# [Data for the task]
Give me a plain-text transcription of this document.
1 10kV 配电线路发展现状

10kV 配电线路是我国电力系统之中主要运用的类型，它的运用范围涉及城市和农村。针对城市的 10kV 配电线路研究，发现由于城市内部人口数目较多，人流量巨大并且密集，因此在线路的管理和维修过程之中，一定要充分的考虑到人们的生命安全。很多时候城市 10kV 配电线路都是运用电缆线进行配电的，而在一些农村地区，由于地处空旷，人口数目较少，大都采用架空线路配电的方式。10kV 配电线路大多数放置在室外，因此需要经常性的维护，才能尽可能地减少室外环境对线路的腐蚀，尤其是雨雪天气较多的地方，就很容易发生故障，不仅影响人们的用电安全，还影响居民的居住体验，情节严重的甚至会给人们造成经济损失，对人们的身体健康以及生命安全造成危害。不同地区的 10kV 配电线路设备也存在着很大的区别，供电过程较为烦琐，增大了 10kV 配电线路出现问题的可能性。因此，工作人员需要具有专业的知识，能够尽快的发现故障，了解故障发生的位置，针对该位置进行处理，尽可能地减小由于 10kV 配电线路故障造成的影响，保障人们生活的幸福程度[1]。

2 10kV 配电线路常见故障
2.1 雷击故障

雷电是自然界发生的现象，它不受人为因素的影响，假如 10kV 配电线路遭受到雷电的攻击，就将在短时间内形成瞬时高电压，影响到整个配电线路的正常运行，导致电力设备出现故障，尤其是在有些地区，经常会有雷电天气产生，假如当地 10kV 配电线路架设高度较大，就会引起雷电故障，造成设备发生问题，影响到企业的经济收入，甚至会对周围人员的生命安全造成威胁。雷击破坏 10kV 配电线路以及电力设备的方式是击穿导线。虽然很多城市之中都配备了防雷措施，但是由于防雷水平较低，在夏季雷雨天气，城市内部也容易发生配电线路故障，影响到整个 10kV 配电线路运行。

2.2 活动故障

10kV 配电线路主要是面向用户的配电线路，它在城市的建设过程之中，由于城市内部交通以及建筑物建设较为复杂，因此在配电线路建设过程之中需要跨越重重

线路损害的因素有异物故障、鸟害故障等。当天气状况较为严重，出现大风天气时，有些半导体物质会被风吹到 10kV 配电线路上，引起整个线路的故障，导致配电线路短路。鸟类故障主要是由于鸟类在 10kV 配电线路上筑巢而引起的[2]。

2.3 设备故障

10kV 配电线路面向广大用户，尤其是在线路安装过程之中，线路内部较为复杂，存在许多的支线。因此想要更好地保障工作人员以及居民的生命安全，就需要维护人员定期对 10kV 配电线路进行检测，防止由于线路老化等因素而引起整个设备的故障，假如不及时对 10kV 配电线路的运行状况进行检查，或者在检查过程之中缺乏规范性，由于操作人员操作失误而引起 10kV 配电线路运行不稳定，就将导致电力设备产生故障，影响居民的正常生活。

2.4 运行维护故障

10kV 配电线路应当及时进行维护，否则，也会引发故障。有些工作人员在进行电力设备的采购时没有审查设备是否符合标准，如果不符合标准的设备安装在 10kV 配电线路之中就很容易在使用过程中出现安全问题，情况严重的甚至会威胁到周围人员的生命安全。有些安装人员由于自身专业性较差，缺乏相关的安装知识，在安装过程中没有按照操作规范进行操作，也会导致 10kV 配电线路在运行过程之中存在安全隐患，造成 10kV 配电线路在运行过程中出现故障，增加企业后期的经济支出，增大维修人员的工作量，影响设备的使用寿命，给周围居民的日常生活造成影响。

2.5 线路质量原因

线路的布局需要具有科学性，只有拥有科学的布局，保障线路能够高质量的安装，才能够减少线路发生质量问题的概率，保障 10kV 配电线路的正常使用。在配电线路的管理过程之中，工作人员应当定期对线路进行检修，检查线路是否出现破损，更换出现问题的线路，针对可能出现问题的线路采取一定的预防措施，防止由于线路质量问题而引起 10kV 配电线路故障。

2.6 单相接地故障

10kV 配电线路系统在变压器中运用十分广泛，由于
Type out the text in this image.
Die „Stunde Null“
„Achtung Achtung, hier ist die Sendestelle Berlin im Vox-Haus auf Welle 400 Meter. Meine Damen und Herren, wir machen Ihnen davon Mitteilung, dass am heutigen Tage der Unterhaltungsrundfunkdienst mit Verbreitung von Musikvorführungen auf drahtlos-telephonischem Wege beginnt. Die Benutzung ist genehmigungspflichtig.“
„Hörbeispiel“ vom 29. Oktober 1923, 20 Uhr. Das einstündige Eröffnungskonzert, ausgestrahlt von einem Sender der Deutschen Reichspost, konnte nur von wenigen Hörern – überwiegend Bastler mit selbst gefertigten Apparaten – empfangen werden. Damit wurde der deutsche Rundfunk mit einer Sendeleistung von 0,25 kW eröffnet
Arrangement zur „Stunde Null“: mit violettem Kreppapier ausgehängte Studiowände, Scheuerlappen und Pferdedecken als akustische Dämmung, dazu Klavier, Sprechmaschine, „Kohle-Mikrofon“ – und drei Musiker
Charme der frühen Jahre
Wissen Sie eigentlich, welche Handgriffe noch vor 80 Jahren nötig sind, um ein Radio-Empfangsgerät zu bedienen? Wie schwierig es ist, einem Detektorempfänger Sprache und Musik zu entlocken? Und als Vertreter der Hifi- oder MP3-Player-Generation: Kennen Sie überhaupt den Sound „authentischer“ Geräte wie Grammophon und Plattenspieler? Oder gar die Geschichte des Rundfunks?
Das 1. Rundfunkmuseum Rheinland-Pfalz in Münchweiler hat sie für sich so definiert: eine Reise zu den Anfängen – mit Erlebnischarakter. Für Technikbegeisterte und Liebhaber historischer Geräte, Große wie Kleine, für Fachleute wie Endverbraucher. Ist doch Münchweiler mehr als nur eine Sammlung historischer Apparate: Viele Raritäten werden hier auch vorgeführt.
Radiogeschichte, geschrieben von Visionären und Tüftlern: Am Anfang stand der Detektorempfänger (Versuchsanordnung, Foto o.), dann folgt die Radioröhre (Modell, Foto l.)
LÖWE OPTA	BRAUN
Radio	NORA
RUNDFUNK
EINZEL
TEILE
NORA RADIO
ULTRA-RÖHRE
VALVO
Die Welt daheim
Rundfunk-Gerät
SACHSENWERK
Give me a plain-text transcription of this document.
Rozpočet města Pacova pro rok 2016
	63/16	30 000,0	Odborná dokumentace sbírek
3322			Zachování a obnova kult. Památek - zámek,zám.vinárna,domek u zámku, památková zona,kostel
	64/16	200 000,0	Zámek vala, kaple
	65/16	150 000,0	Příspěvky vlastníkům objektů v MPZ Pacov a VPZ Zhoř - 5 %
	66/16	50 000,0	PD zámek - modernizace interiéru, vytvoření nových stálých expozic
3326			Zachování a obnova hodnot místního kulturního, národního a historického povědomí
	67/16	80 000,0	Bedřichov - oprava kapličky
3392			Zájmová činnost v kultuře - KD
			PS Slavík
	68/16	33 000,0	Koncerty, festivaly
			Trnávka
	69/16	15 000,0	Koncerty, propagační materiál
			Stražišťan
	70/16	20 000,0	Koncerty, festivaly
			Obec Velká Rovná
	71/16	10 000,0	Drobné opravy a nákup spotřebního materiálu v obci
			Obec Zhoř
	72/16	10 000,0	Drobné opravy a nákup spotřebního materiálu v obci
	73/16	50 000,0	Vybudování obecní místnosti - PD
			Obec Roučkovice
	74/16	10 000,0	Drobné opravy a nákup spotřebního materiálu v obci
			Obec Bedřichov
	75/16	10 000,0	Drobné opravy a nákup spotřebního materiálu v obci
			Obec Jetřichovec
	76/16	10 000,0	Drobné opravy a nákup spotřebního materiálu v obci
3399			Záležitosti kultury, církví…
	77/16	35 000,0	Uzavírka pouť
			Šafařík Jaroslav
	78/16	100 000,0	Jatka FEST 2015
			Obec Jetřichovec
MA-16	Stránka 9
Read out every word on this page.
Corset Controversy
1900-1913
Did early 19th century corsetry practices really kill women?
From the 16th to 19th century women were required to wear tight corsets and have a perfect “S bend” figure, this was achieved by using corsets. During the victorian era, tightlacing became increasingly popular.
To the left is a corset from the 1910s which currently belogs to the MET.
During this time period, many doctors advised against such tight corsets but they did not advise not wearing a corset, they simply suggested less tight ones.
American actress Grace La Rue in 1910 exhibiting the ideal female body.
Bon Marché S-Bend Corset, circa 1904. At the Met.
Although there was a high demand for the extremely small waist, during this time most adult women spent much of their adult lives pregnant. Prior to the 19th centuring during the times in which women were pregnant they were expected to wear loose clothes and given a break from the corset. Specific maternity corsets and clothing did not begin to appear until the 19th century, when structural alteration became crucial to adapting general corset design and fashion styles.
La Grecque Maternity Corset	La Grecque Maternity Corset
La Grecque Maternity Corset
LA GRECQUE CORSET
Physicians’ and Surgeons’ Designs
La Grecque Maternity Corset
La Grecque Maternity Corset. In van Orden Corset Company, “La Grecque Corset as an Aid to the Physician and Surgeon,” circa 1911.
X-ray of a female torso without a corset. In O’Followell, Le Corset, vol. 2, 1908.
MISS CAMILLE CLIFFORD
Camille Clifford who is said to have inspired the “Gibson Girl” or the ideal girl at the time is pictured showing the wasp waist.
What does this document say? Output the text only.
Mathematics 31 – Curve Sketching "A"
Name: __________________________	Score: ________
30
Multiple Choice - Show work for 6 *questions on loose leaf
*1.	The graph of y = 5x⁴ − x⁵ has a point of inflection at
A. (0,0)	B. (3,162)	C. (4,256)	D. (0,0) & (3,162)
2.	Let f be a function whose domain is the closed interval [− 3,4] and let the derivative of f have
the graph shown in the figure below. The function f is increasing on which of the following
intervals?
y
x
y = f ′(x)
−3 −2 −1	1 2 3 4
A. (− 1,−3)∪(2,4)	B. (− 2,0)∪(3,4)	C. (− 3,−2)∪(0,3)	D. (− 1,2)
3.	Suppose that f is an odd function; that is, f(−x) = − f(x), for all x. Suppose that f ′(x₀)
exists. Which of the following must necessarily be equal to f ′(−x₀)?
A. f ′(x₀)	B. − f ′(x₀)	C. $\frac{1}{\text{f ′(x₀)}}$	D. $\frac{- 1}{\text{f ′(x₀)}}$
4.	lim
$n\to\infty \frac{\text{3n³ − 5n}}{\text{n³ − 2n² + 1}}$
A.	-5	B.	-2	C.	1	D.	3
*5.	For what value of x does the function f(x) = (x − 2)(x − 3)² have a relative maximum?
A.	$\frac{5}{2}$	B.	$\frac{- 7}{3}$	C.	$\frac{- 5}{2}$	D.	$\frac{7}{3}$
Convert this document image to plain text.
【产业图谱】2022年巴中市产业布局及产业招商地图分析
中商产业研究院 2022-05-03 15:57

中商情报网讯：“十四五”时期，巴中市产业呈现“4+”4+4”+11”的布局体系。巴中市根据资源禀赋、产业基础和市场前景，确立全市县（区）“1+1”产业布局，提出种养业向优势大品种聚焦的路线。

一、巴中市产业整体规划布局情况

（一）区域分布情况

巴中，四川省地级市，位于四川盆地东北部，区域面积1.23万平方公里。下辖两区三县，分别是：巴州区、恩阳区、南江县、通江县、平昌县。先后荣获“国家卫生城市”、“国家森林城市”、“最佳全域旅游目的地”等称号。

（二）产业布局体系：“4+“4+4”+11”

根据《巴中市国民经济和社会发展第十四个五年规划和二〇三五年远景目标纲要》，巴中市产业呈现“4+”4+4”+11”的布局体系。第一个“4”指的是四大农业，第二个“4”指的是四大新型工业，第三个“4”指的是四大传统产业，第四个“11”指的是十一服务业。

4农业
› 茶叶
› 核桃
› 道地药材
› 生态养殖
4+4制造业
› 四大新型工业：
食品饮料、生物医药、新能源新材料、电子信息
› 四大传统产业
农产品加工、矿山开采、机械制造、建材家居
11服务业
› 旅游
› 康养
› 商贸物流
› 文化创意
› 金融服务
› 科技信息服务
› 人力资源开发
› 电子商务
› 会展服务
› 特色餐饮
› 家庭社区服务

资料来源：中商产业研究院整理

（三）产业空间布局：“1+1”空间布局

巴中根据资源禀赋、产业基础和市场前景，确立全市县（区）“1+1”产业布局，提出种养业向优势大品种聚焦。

# [Task objective]
Pull every line containing "does" from the material above.

# [Response to the task]
What does this document say? Output the text only.
*5.	For what value of x does the function f(x) = (x − 2)(x − 3)² have a relative maximum?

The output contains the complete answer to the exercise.